(Excerpt from a dataset)
━━━━━━

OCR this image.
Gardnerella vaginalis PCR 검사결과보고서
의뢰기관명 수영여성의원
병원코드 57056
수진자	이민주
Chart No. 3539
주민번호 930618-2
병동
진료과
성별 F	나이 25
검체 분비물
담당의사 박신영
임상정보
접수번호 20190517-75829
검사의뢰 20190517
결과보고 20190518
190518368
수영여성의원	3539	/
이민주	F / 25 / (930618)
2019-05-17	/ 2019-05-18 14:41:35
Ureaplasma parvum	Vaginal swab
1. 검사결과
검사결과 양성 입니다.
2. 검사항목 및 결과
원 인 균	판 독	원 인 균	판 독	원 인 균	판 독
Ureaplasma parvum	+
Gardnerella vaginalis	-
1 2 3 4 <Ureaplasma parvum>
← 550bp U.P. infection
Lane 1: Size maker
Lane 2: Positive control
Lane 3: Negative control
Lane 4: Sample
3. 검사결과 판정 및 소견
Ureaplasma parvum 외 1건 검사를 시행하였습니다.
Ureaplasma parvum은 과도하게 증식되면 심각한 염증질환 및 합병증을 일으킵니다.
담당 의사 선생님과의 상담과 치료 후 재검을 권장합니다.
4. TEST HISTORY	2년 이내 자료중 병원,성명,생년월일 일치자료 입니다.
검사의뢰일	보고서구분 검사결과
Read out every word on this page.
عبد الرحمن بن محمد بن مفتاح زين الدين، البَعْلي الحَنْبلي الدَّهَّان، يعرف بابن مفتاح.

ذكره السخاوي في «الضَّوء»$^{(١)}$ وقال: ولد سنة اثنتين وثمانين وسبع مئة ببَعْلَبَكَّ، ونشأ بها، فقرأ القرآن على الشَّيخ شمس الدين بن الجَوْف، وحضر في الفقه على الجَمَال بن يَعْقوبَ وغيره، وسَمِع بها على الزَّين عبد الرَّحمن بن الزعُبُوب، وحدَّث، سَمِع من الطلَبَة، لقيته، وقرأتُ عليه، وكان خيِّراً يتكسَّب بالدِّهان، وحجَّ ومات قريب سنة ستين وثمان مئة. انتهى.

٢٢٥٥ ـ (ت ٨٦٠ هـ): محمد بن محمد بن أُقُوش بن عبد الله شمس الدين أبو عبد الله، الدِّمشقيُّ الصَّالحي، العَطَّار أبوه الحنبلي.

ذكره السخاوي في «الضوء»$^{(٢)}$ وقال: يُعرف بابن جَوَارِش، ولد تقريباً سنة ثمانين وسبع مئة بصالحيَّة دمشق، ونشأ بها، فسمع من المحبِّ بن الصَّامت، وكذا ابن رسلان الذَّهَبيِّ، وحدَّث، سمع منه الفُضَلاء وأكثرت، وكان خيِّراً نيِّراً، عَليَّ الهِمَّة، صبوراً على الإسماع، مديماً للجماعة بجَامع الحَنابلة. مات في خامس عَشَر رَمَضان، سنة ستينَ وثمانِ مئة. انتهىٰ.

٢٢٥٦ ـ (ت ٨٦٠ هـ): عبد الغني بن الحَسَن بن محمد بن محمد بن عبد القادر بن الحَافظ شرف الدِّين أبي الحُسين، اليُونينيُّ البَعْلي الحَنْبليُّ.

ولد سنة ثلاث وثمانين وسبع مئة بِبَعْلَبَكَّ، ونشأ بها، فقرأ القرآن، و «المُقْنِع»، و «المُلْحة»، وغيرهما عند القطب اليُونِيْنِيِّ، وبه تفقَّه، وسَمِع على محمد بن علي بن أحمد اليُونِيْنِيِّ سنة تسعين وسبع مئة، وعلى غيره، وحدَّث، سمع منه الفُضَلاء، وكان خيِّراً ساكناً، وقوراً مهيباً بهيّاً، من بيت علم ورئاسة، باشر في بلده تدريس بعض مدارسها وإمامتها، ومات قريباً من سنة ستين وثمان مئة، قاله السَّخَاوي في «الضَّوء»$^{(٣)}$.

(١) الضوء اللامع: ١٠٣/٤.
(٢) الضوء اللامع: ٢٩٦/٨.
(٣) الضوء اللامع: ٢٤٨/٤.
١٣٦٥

━━━━━━

_Task requirements_
All entries must be repeated verbatim.

_Answer for this exercise_
OCR this image.
Gardnerella vaginalis PCR 검사결과보고서
의뢰기관명 수영여성의원
병원코드 57056
수진자	이민주
Chart No. 3539
주민번호 930618-2
병동
진료과
성별 F	나이 25
검체 분비물
담당의사 박신영
임상정보
접수번호 20190517-75829
검사의뢰 20190517
결과보고 20190518
190518368
수영여성의원	3539	/
이민주	F / 25 / (930618)
2019-05-17	/ 2019-05-18 14:41:35
Ureaplasma parvum	Vaginal swab
1. 검사결과
검사결과 양성 입니다.
2. 검사항목 및 결과
원 인 균	판 독	원 인 균	판 독	원 인 균	판 독
Ureaplasma parvum	+
Gardnerella vaginalis	-
1 2 3 4 <Ureaplasma parvum>
← 550bp U.P. infection
Lane 1: Size maker
Lane 2: Positive control
Lane 3: Negative control
Lane 4: Sample
3. 검사결과 판정 및 소견
Ureaplasma parvum 외 1건 검사를 시행하였습니다.
Ureaplasma parvum은 과도하게 증식되면 심각한 염증질환 및 합병증을 일으킵니다.
담당 의사 선생님과의 상담과 치료 후 재검을 권장합니다.
4. TEST HISTORY	2년 이내 자료중 병원,성명,생년월일 일치자료 입니다.
검사의뢰일	보고서구분 검사결과
Read out every word on this page.
عبد الرحمن بن محمد بن مفتاح زين الدين، البَعْلي الحَنْبلي الدَّهَّان، يعرف بابن مفتاح.

ذكره السخاوي في «الضَّوء»$^{(١)}$ وقال: ولد سنة اثنتين وثمانين وسبع مئة ببَعْلَبَكَّ، ونشأ بها، فقرأ القرآن على الشَّيخ شمس الدين بن الجَوْف، وحضر في الفقه على الجَمَال بن يَعْقوبَ وغيره، وسَمِع بها على الزَّين عبد الرَّحمن بن الزعُبُوب، وحدَّث، سَمِع من الطلَبَة، لقيته، وقرأتُ عليه، وكان خيِّراً يتكسَّب بالدِّهان، وحجَّ ومات قريب سنة ستين وثمان مئة. انتهى.

٢٢٥٥ ـ (ت ٨٦٠ هـ): محمد بن محمد بن أُقُوش بن عبد الله شمس الدين أبو عبد الله، الدِّمشقيُّ الصَّالحي، العَطَّار أبوه الحنبلي.

ذكره السخاوي في «الضوء»$^{(٢)}$ وقال: يُعرف بابن جَوَارِش، ولد تقريباً سنة ثمانين وسبع مئة بصالحيَّة دمشق، ونشأ بها، فسمع من المحبِّ بن الصَّامت، وكذا ابن رسلان الذَّهَبيِّ، وحدَّث، سمع منه الفُضَلاء وأكثرت، وكان خيِّراً نيِّراً، عَليَّ الهِمَّة، صبوراً على الإسماع، مديماً للجماعة بجَامع الحَنابلة. مات في خامس عَشَر رَمَضان، سنة ستينَ وثمانِ مئة. انتهىٰ.

٢٢٥٦ ـ (ت ٨٦٠ هـ): عبد الغني بن الحَسَن بن محمد بن محمد بن عبد القادر بن الحَافظ شرف الدِّين أبي الحُسين، اليُونينيُّ البَعْلي الحَنْبليُّ.

ولد سنة ثلاث وثمانين وسبع مئة بِبَعْلَبَكَّ، ونشأ بها، فقرأ القرآن، و «المُقْنِع»، و «المُلْحة»، وغيرهما عند القطب اليُونِيْنِيِّ، وبه تفقَّه، وسَمِع على محمد بن علي بن أحمد اليُونِيْنِيِّ سنة تسعين وسبع مئة، وعلى غيره، وحدَّث، سمع منه الفُضَلاء، وكان خيِّراً ساكناً، وقوراً مهيباً بهيّاً، من بيت علم ورئاسة، باشر في بلده تدريس بعض مدارسها وإمامتها، ومات قريباً من سنة ستين وثمان مئة، قاله السَّخَاوي في «الضَّوء»$^{(٣)}$.

(١) الضوء اللامع: ١٠٣/٤.
(٢) الضوء اللامع: ٢٩٦/٨.
(٣) الضوء اللامع: ٢٤٨/٤.
١٣٦٥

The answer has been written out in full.